#### Working data:

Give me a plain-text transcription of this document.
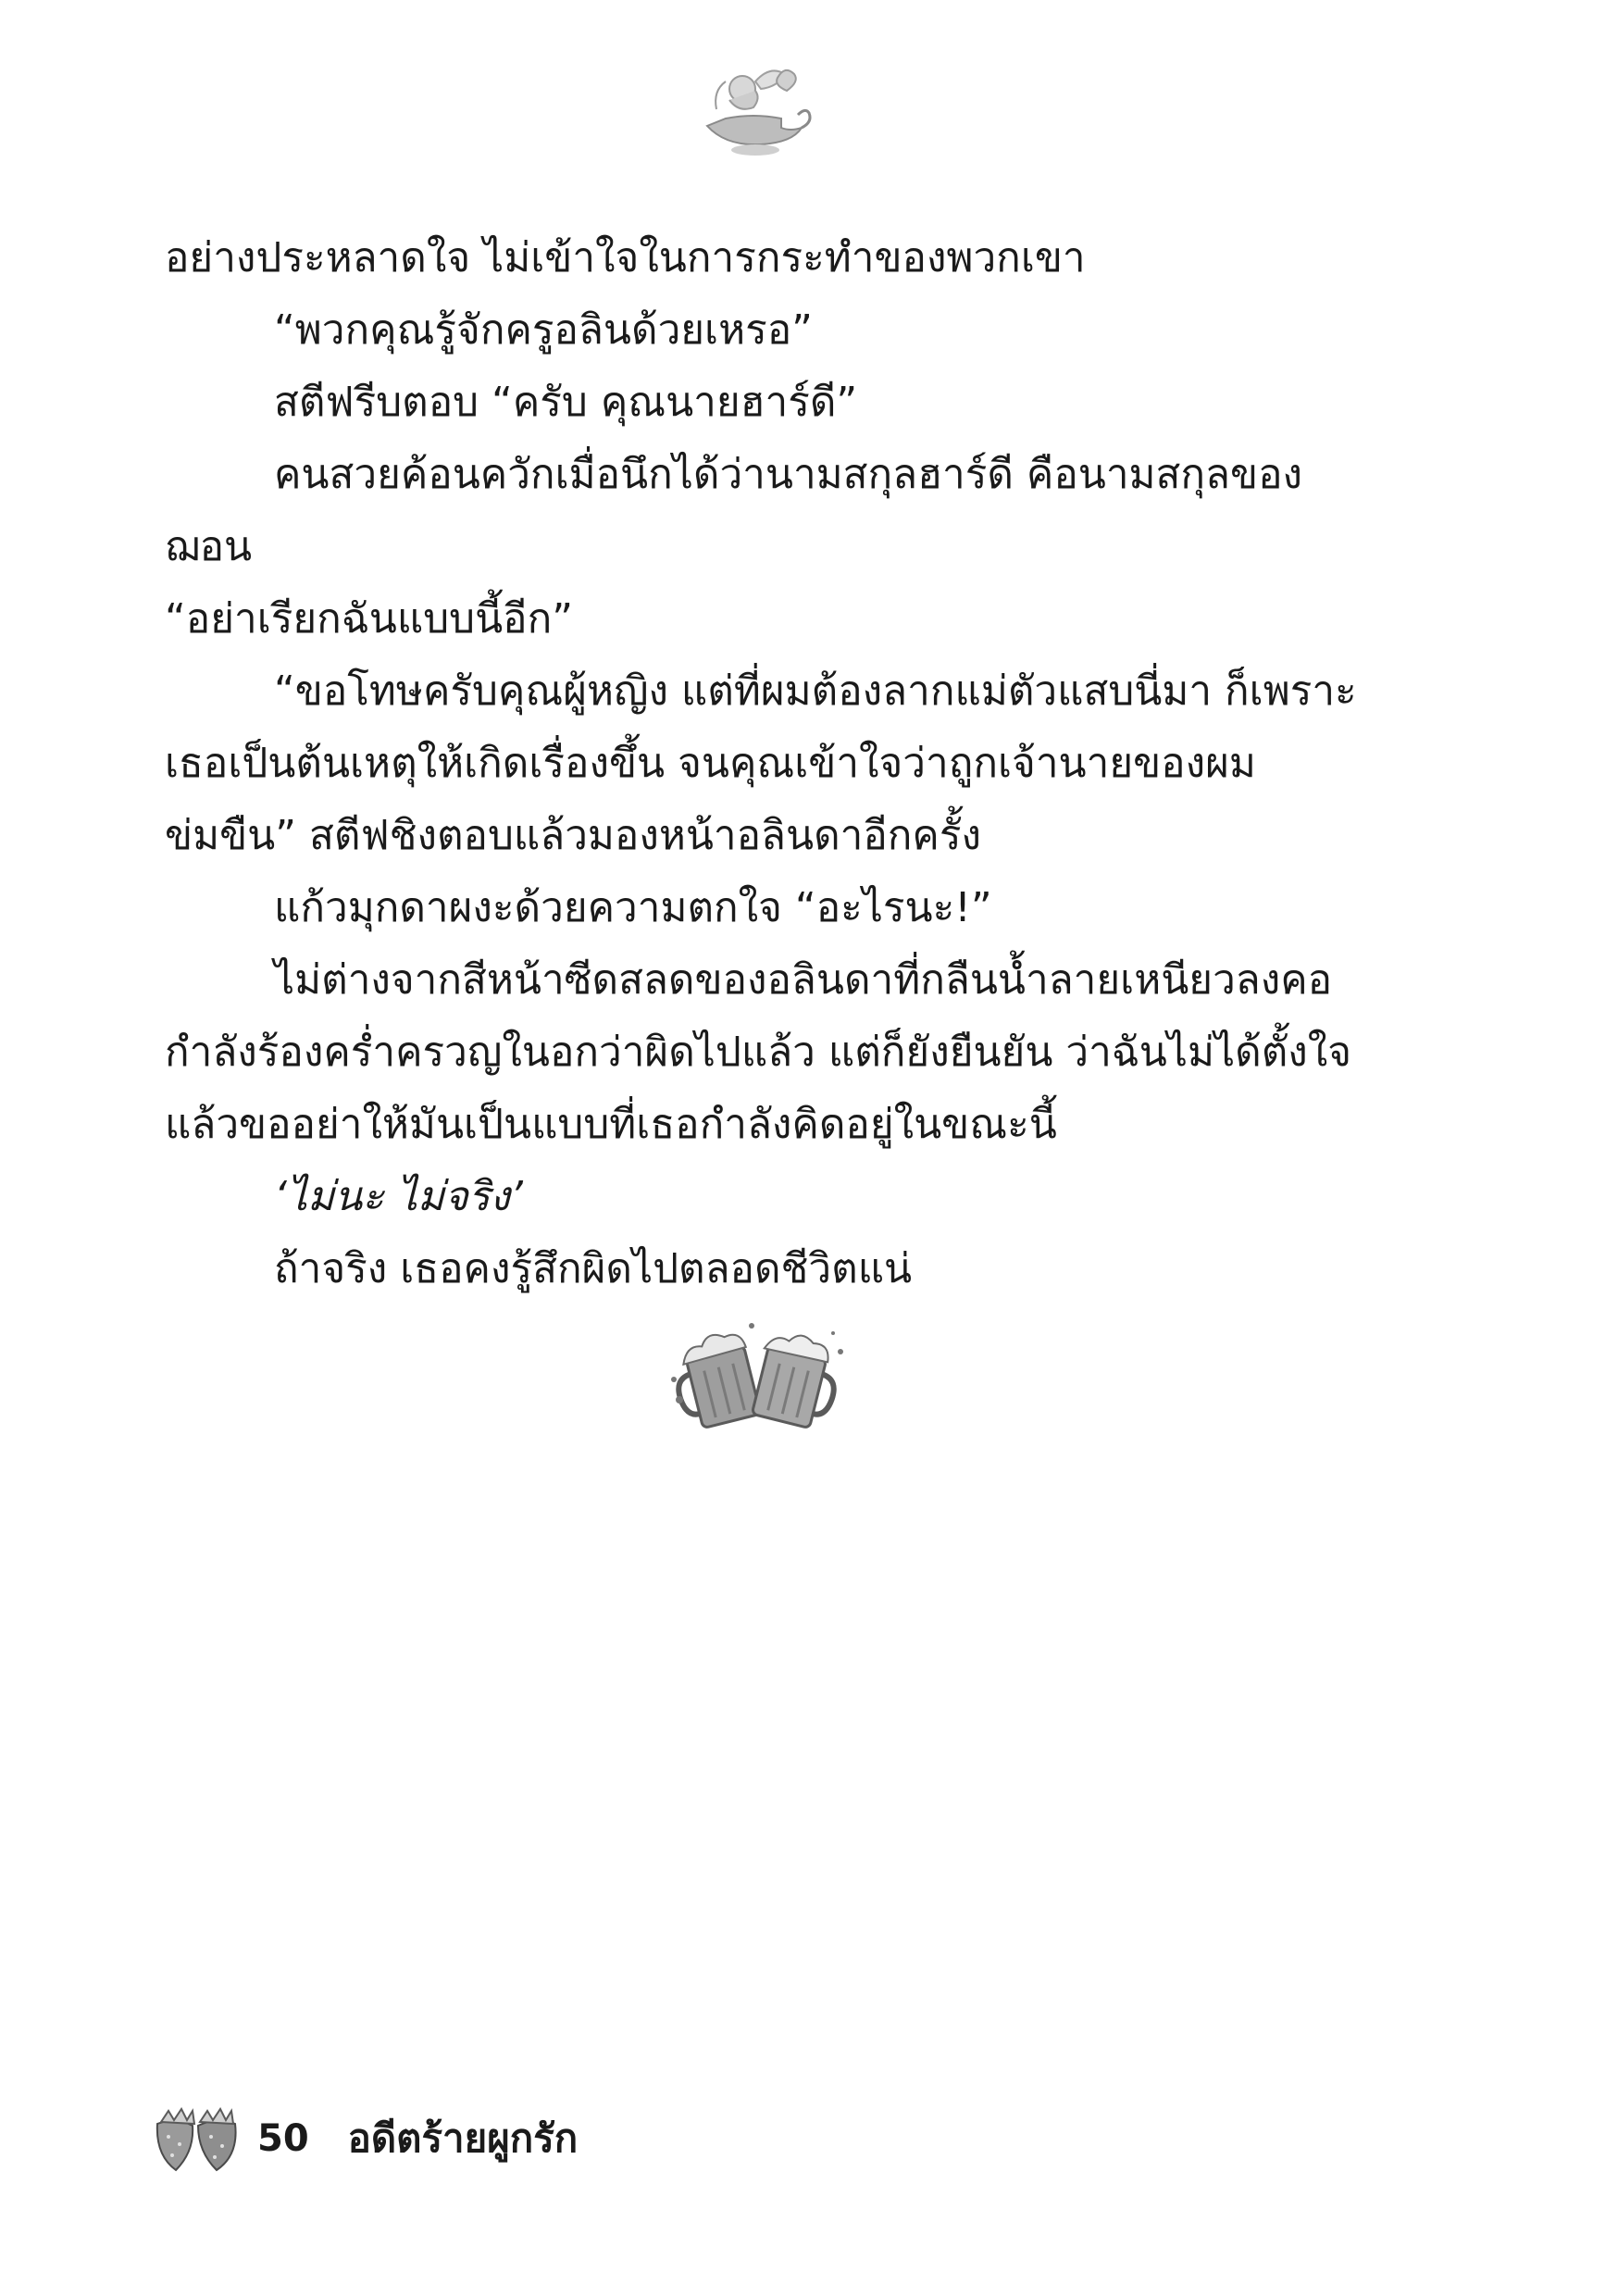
อย่างประหลาดใจ ไม่เข้าใจในการกระทำของพวกเขา

“พวกคุณรู้จักครูอลินด้วยเหรอ”

สตีฟรีบตอบ “ครับ คุณนายฮาร์ดี”

คนสวยค้อนควักเมื่อนึกได้ว่านามสกุลฮาร์ดี คือนามสกุลของฌอน

“อย่าเรียกฉันแบบนี้อีก”

“ขอโทษครับคุณผู้หญิง แต่ที่ผมต้องลากแม่ตัวแสบนี่มา ก็เพราะเธอเป็นต้นเหตุให้เกิดเรื่องขึ้น จนคุณเข้าใจว่าถูกเจ้านายของผมข่มขืน” สตีฟชิงตอบแล้วมองหน้าอลินดาอีกครั้ง

แก้วมุกดาผงะด้วยความตกใจ “อะไรนะ!”

ไม่ต่างจากสีหน้าซีดสลดของอลินดาที่กลืนน้ำลายเหนียวลงคอ กำลังร้องคร่ำครวญในอกว่าผิดไปแล้ว แต่ก็ยังยืนยัน ว่าฉันไม่ได้ตั้งใจ แล้วขออย่าให้มันเป็นแบบที่เธอกำลังคิดอยู่ในขณะนี้

‘ไม่นะ ไม่จริง’

ถ้าจริง เธอคงรู้สึกผิดไปตลอดชีวิตแน่

50 อดีตร้ายผูกรัก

#### Instruction:
Would you mind returning each entry above word for word, skipping the images?

#### Solution for this task:
Give me a plain-text transcription of this document.
อย่างประหลาดใจ ไม่เข้าใจในการกระทำของพวกเขา

“พวกคุณรู้จักครูอลินด้วยเหรอ”

สตีฟรีบตอบ “ครับ คุณนายฮาร์ดี”

คนสวยค้อนควักเมื่อนึกได้ว่านามสกุลฮาร์ดี คือนามสกุลของฌอน

“อย่าเรียกฉันแบบนี้อีก”

“ขอโทษครับคุณผู้หญิง แต่ที่ผมต้องลากแม่ตัวแสบนี่มา ก็เพราะเธอเป็นต้นเหตุให้เกิดเรื่องขึ้น จนคุณเข้าใจว่าถูกเจ้านายของผมข่มขืน” สตีฟชิงตอบแล้วมองหน้าอลินดาอีกครั้ง

แก้วมุกดาผงะด้วยความตกใจ “อะไรนะ!”

ไม่ต่างจากสีหน้าซีดสลดของอลินดาที่กลืนน้ำลายเหนียวลงคอ กำลังร้องคร่ำครวญในอกว่าผิดไปแล้ว แต่ก็ยังยืนยัน ว่าฉันไม่ได้ตั้งใจ แล้วขออย่าให้มันเป็นแบบที่เธอกำลังคิดอยู่ในขณะนี้

‘ไม่นะ ไม่จริง’

ถ้าจริง เธอคงรู้สึกผิดไปตลอดชีวิตแน่

50 อดีตร้ายผูกรัก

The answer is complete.